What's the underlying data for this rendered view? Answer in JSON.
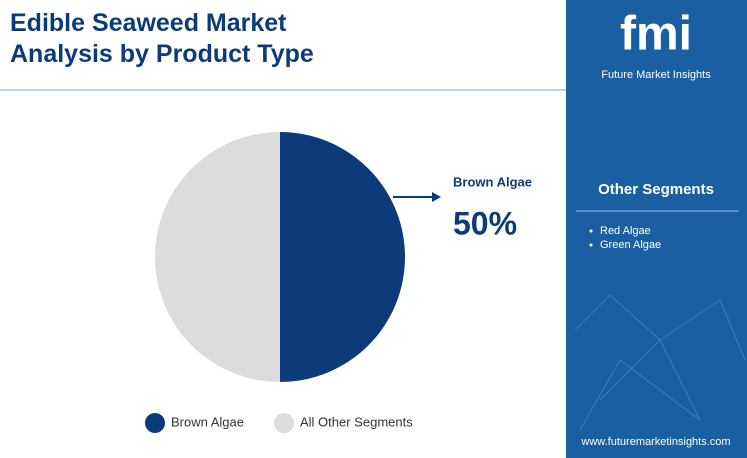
{
  "chart_data": {
    "type": "pie",
    "title": "Edible Seaweed Market Analysis by Product Type",
    "categories": [
      "Brown Algae",
      "All Other Segments"
    ],
    "values": [
      50,
      50
    ],
    "value_labels": [
      "50%",
      null
    ],
    "colors": [
      "#0d3b7a",
      "#dcdcdc"
    ]
  },
  "sidebar": {
    "logo": "fmi",
    "brand": "Future Market Insights",
    "heading": "Other Segments",
    "items": [
      "Red Algae",
      "Green Algae"
    ],
    "website": "www.futuremarketinsights.com"
  }
}
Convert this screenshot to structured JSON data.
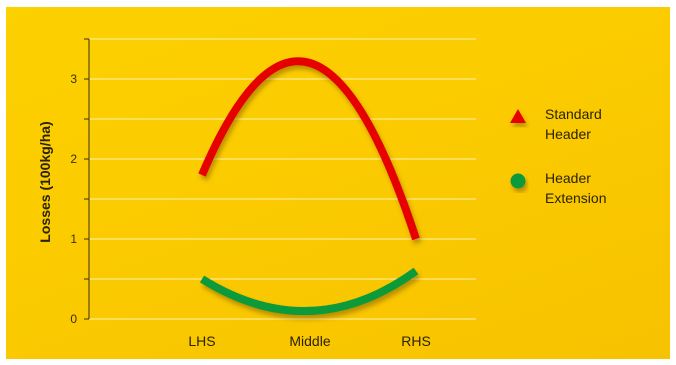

+===+

The data above should be repeated exactly, minus any pictures.

What's the underlying data for this rendered view? Answer in JSON.
{
  "chart_data": {
    "type": "pie",
    "title": "Edible Seaweed Market Analysis by Product Type",
    "categories": [
      "Brown Algae",
      "All Other Segments"
    ],
    "values": [
      50,
      50
    ],
    "value_labels": [
      "50%",
      null
    ],
    "colors": [
      "#0d3b7a",
      "#dcdcdc"
    ]
  },
  "sidebar": {
    "logo": "fmi",
    "brand": "Future Market Insights",
    "heading": "Other Segments",
    "items": [
      "Red Algae",
      "Green Algae"
    ],
    "website": "www.futuremarketinsights.com"
  }
}
Convert this screenshot to structured JSON data.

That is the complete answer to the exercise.